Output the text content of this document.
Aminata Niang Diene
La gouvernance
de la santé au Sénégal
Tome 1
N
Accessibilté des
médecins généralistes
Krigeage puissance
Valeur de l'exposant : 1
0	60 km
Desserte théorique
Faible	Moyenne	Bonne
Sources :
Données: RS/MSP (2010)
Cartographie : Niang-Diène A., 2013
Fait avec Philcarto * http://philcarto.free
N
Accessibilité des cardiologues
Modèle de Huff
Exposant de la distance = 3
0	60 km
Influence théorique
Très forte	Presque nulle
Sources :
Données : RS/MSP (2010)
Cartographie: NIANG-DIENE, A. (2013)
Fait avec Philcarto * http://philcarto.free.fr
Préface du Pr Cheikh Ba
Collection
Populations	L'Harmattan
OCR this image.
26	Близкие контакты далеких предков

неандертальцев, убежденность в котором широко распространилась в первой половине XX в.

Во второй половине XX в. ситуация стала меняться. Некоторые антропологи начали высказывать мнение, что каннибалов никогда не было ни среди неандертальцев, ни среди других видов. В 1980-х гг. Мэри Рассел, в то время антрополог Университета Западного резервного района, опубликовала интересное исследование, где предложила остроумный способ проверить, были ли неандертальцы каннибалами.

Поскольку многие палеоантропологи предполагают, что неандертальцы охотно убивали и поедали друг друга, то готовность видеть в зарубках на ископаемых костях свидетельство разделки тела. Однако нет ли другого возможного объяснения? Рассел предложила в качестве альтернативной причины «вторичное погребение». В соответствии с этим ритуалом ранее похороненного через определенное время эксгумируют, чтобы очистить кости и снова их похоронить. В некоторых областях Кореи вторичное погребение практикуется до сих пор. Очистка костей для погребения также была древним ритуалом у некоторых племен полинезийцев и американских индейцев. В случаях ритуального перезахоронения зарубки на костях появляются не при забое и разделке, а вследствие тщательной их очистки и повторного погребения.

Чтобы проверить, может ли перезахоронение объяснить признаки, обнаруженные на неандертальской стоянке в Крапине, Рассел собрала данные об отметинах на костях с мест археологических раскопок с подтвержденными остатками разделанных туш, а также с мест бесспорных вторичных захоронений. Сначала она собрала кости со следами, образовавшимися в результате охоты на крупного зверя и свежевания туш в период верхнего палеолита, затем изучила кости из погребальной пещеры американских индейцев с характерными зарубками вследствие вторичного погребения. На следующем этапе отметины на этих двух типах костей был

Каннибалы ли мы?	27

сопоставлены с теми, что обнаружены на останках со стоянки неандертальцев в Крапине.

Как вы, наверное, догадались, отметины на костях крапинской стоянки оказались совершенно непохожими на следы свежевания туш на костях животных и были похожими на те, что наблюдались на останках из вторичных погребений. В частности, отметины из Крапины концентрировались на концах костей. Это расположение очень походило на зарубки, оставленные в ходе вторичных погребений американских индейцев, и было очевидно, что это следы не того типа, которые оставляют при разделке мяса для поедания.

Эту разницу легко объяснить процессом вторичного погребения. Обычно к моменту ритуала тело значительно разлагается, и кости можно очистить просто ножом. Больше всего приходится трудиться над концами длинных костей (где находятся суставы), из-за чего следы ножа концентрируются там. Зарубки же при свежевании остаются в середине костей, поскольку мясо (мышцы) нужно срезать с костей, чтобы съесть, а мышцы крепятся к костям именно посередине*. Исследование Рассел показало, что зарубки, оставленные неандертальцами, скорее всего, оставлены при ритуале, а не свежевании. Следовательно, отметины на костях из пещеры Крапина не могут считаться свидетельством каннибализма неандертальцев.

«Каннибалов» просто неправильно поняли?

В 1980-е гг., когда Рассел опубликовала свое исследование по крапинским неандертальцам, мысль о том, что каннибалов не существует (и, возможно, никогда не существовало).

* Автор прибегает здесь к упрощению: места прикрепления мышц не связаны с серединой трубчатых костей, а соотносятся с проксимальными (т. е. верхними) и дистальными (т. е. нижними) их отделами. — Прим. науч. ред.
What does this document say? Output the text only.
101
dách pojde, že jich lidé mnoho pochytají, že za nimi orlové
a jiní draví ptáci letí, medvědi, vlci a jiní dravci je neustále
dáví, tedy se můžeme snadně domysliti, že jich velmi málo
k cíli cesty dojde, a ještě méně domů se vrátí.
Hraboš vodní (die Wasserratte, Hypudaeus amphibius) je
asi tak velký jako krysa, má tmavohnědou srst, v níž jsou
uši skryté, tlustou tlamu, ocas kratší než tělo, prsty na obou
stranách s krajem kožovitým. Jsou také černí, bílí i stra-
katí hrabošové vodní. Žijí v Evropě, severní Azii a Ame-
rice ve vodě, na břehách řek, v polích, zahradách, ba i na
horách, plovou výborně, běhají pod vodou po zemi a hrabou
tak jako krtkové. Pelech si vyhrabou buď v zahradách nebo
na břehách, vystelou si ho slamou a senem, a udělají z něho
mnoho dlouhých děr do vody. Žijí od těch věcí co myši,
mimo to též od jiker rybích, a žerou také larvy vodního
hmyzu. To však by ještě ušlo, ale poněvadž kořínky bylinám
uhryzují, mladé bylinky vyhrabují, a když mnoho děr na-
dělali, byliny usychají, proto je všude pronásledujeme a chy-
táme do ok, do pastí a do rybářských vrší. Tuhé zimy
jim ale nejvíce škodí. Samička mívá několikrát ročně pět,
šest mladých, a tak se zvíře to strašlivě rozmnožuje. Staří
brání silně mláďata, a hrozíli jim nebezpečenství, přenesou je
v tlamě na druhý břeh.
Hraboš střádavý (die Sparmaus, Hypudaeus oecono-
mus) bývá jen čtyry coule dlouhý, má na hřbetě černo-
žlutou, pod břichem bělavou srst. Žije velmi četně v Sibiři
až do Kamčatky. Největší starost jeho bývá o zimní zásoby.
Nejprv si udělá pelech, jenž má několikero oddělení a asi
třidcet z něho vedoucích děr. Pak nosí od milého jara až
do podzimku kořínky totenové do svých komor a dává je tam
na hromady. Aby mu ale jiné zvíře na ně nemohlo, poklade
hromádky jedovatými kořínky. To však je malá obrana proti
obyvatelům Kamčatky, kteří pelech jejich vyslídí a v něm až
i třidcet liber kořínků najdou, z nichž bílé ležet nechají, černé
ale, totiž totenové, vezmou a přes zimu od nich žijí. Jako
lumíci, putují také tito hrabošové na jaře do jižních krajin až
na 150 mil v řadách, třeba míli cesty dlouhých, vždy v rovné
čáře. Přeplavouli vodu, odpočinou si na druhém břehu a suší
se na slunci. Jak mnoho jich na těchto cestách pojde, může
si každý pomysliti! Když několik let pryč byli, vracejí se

## [REQUIREMENT]
Can you give every line above again, exactly as written?

## [ANSWER TO THE PROBLEM]
Output the text content of this document.
Aminata Niang Diene
La gouvernance
de la santé au Sénégal
Tome 1
N
Accessibilté des
médecins généralistes
Krigeage puissance
Valeur de l'exposant : 1
0	60 km
Desserte théorique
Faible	Moyenne	Bonne
Sources :
Données: RS/MSP (2010)
Cartographie : Niang-Diène A., 2013
Fait avec Philcarto * http://philcarto.free
N
Accessibilité des cardiologues
Modèle de Huff
Exposant de la distance = 3
0	60 km
Influence théorique
Très forte	Presque nulle
Sources :
Données : RS/MSP (2010)
Cartographie: NIANG-DIENE, A. (2013)
Fait avec Philcarto * http://philcarto.free.fr
Préface du Pr Cheikh Ba
Collection
Populations	L'Harmattan
OCR this image.
26	Близкие контакты далеких предков

неандертальцев, убежденность в котором широко распространилась в первой половине XX в.

Во второй половине XX в. ситуация стала меняться. Некоторые антропологи начали высказывать мнение, что каннибалов никогда не было ни среди неандертальцев, ни среди других видов. В 1980-х гг. Мэри Рассел, в то время антрополог Университета Западного резервного района, опубликовала интересное исследование, где предложила остроумный способ проверить, были ли неандертальцы каннибалами.

Поскольку многие палеоантропологи предполагают, что неандертальцы охотно убивали и поедали друг друга, то готовность видеть в зарубках на ископаемых костях свидетельство разделки тела. Однако нет ли другого возможного объяснения? Рассел предложила в качестве альтернативной причины «вторичное погребение». В соответствии с этим ритуалом ранее похороненного через определенное время эксгумируют, чтобы очистить кости и снова их похоронить. В некоторых областях Кореи вторичное погребение практикуется до сих пор. Очистка костей для погребения также была древним ритуалом у некоторых племен полинезийцев и американских индейцев. В случаях ритуального перезахоронения зарубки на костях появляются не при забое и разделке, а вследствие тщательной их очистки и повторного погребения.

Чтобы проверить, может ли перезахоронение объяснить признаки, обнаруженные на неандертальской стоянке в Крапине, Рассел собрала данные об отметинах на костях с мест археологических раскопок с подтвержденными остатками разделанных туш, а также с мест бесспорных вторичных захоронений. Сначала она собрала кости со следами, образовавшимися в результате охоты на крупного зверя и свежевания туш в период верхнего палеолита, затем изучила кости из погребальной пещеры американских индейцев с характерными зарубками вследствие вторичного погребения. На следующем этапе отметины на этих двух типах костей был

Каннибалы ли мы?	27

сопоставлены с теми, что обнаружены на останках со стоянки неандертальцев в Крапине.

Как вы, наверное, догадались, отметины на костях крапинской стоянки оказались совершенно непохожими на следы свежевания туш на костях животных и были похожими на те, что наблюдались на останках из вторичных погребений. В частности, отметины из Крапины концентрировались на концах костей. Это расположение очень походило на зарубки, оставленные в ходе вторичных погребений американских индейцев, и было очевидно, что это следы не того типа, которые оставляют при разделке мяса для поедания.

Эту разницу легко объяснить процессом вторичного погребения. Обычно к моменту ритуала тело значительно разлагается, и кости можно очистить просто ножом. Больше всего приходится трудиться над концами длинных костей (где находятся суставы), из-за чего следы ножа концентрируются там. Зарубки же при свежевании остаются в середине костей, поскольку мясо (мышцы) нужно срезать с костей, чтобы съесть, а мышцы крепятся к костям именно посередине*. Исследование Рассел показало, что зарубки, оставленные неандертальцами, скорее всего, оставлены при ритуале, а не свежевании. Следовательно, отметины на костях из пещеры Крапина не могут считаться свидетельством каннибализма неандертальцев.

«Каннибалов» просто неправильно поняли?

В 1980-е гг., когда Рассел опубликовала свое исследование по крапинским неандертальцам, мысль о том, что каннибалов не существует (и, возможно, никогда не существовало).

* Автор прибегает здесь к упрощению: места прикрепления мышц не связаны с серединой трубчатых костей, а соотносятся с проксимальными (т. е. верхними) и дистальными (т. е. нижними) их отделами. — Прим. науч. ред.
What does this document say? Output the text only.
101
dách pojde, že jich lidé mnoho pochytají, že za nimi orlové
a jiní draví ptáci letí, medvědi, vlci a jiní dravci je neustále
dáví, tedy se můžeme snadně domysliti, že jich velmi málo
k cíli cesty dojde, a ještě méně domů se vrátí.
Hraboš vodní (die Wasserratte, Hypudaeus amphibius) je
asi tak velký jako krysa, má tmavohnědou srst, v níž jsou
uši skryté, tlustou tlamu, ocas kratší než tělo, prsty na obou
stranách s krajem kožovitým. Jsou také černí, bílí i stra-
katí hrabošové vodní. Žijí v Evropě, severní Azii a Ame-
rice ve vodě, na břehách řek, v polích, zahradách, ba i na
horách, plovou výborně, běhají pod vodou po zemi a hrabou
tak jako krtkové. Pelech si vyhrabou buď v zahradách nebo
na břehách, vystelou si ho slamou a senem, a udělají z něho
mnoho dlouhých děr do vody. Žijí od těch věcí co myši,
mimo to též od jiker rybích, a žerou také larvy vodního
hmyzu. To však by ještě ušlo, ale poněvadž kořínky bylinám
uhryzují, mladé bylinky vyhrabují, a když mnoho děr na-
dělali, byliny usychají, proto je všude pronásledujeme a chy-
táme do ok, do pastí a do rybářských vrší. Tuhé zimy
jim ale nejvíce škodí. Samička mívá několikrát ročně pět,
šest mladých, a tak se zvíře to strašlivě rozmnožuje. Staří
brání silně mláďata, a hrozíli jim nebezpečenství, přenesou je
v tlamě na druhý břeh.
Hraboš střádavý (die Sparmaus, Hypudaeus oecono-
mus) bývá jen čtyry coule dlouhý, má na hřbetě černo-
žlutou, pod břichem bělavou srst. Žije velmi četně v Sibiři
až do Kamčatky. Největší starost jeho bývá o zimní zásoby.
Nejprv si udělá pelech, jenž má několikero oddělení a asi
třidcet z něho vedoucích děr. Pak nosí od milého jara až
do podzimku kořínky totenové do svých komor a dává je tam
na hromady. Aby mu ale jiné zvíře na ně nemohlo, poklade
hromádky jedovatými kořínky. To však je malá obrana proti
obyvatelům Kamčatky, kteří pelech jejich vyslídí a v něm až
i třidcet liber kořínků najdou, z nichž bílé ležet nechají, černé
ale, totiž totenové, vezmou a přes zimu od nich žijí. Jako
lumíci, putují také tito hrabošové na jaře do jižních krajin až
na 150 mil v řadách, třeba míli cesty dlouhých, vždy v rovné
čáře. Přeplavouli vodu, odpočinou si na druhém břehu a suší
se na slunci. Jak mnoho jich na těchto cestách pojde, může
si každý pomysliti! Když několik let pryč byli, vracejí se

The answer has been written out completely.